- DATA PROVIDED -
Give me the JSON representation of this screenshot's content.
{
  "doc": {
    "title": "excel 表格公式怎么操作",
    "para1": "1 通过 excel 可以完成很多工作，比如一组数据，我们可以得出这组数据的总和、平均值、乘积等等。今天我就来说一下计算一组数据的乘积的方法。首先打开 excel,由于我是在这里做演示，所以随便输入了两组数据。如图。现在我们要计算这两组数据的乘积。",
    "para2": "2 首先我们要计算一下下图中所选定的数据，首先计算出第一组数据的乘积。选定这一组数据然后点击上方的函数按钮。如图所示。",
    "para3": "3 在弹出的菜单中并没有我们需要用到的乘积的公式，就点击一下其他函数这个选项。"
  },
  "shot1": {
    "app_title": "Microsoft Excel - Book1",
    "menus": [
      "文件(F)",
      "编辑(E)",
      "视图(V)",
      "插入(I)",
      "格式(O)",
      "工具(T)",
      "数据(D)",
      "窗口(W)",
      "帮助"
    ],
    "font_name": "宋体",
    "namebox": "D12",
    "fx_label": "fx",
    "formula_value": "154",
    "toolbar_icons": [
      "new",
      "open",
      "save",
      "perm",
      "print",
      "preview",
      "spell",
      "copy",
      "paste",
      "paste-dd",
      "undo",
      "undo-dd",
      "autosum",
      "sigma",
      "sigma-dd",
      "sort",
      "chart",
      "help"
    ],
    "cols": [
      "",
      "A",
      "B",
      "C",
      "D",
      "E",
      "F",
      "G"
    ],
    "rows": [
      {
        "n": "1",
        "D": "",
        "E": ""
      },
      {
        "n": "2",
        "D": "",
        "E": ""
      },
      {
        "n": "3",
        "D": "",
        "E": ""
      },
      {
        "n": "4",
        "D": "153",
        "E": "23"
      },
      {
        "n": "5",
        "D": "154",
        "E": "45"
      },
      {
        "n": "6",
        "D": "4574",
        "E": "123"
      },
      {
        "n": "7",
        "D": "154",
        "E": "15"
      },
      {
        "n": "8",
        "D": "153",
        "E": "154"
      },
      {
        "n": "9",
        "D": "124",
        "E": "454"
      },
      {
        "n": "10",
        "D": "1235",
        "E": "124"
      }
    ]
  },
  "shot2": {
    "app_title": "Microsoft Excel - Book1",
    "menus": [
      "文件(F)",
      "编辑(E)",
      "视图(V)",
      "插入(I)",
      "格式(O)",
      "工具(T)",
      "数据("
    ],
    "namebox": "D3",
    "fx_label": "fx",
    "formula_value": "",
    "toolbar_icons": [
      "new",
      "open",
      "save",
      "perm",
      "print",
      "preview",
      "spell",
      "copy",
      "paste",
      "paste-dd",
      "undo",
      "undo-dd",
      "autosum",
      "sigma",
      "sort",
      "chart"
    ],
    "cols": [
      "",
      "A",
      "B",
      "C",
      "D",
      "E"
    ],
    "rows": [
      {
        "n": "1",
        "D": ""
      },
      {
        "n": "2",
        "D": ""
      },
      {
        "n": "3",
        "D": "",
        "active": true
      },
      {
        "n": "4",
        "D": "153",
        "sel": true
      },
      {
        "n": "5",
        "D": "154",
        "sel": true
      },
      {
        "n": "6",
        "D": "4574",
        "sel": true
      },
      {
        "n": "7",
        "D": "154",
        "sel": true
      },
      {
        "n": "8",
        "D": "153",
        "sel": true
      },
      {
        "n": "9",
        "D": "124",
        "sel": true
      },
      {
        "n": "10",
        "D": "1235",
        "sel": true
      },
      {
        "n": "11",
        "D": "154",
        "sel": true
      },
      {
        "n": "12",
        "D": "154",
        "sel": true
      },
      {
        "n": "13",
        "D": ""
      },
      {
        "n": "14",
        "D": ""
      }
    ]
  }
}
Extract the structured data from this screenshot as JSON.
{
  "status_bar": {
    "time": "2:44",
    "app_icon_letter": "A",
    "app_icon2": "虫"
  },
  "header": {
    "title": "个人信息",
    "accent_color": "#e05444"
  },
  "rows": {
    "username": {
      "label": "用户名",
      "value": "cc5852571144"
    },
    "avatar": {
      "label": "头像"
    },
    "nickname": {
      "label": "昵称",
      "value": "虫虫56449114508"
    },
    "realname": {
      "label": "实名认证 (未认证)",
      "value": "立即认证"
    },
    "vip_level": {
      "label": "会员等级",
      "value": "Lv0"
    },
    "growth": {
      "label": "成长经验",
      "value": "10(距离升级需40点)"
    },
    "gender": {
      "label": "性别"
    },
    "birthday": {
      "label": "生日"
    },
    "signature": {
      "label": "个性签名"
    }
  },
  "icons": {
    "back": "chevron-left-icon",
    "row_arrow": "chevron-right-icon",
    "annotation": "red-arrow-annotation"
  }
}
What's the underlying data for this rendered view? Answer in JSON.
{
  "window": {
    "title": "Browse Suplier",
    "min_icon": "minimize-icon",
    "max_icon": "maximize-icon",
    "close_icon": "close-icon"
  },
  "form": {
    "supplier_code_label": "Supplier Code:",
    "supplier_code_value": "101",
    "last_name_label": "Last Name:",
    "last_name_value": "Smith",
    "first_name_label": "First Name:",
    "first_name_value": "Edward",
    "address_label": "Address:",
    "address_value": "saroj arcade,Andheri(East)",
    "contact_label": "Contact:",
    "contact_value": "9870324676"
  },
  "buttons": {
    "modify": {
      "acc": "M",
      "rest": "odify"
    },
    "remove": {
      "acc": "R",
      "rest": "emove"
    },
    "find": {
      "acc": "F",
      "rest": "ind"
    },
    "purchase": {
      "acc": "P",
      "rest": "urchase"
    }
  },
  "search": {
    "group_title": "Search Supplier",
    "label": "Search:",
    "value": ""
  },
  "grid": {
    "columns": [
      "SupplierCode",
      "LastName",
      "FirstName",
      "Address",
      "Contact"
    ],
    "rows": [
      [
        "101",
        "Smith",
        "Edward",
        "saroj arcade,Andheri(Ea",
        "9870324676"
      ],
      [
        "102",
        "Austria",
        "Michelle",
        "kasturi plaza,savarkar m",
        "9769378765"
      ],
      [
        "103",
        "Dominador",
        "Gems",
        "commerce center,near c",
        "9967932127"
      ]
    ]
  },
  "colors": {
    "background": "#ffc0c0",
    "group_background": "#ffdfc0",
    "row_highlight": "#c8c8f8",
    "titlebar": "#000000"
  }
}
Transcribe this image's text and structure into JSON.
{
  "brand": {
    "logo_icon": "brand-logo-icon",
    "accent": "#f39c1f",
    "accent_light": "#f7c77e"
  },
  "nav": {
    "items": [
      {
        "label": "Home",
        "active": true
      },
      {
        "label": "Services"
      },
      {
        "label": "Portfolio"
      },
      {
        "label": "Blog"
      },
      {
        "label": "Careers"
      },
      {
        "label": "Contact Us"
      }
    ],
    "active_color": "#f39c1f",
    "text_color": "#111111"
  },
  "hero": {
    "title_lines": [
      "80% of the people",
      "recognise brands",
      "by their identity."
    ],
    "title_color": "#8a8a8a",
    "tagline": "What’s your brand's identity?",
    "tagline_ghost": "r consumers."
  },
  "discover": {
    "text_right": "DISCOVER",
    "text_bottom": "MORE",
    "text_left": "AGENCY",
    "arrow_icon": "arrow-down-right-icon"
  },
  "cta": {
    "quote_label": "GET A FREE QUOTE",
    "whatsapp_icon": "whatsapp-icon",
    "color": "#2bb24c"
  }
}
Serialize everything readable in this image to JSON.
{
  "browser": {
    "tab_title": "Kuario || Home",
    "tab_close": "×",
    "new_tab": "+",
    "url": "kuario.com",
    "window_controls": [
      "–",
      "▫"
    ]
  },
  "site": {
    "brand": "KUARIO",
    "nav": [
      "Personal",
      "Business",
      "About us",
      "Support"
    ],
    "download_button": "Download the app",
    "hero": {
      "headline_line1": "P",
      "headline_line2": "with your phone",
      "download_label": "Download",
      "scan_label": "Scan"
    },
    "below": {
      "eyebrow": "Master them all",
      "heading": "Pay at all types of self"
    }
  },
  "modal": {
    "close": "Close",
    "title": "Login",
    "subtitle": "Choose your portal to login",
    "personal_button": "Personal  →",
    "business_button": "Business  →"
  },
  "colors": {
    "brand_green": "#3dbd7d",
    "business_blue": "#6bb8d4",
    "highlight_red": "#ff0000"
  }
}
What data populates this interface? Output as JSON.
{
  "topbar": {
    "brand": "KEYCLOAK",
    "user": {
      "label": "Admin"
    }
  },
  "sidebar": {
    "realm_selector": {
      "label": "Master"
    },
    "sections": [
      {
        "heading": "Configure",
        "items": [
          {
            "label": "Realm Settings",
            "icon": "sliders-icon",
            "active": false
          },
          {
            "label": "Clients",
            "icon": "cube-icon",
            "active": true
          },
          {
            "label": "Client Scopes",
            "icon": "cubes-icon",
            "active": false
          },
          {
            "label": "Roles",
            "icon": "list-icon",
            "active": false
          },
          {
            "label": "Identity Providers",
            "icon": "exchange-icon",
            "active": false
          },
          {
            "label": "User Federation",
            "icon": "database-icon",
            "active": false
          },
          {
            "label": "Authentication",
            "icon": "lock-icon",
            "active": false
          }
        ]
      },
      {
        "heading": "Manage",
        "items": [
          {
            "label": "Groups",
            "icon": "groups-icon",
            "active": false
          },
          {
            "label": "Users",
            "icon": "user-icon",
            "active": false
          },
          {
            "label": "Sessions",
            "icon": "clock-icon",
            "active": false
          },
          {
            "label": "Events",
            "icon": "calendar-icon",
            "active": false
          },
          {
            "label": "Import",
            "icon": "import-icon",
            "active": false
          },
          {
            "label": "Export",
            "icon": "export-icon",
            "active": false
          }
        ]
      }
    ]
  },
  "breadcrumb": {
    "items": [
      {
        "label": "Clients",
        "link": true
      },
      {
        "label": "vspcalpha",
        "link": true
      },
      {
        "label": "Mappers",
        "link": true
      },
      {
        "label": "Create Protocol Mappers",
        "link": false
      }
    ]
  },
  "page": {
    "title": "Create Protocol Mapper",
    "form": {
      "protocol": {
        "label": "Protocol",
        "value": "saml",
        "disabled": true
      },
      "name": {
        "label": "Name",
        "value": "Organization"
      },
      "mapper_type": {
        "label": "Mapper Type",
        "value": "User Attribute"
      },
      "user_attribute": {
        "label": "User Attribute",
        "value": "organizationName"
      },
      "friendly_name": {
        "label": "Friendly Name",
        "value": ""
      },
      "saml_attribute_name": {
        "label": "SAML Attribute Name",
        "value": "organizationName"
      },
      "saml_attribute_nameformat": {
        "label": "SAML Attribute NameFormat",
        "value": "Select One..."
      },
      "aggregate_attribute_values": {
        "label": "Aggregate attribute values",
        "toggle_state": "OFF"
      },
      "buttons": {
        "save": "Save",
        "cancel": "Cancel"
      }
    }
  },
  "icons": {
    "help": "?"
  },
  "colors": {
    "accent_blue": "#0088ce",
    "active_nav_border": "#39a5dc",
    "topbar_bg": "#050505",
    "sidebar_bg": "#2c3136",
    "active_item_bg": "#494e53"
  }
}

- CHALLENGE -
In the records above, find each line that holds the word "Master"; copy all such lines.

- SOLUTION TO THIS EXERCISE -
      "eyebrow": "Master them all",
      "label": "Master"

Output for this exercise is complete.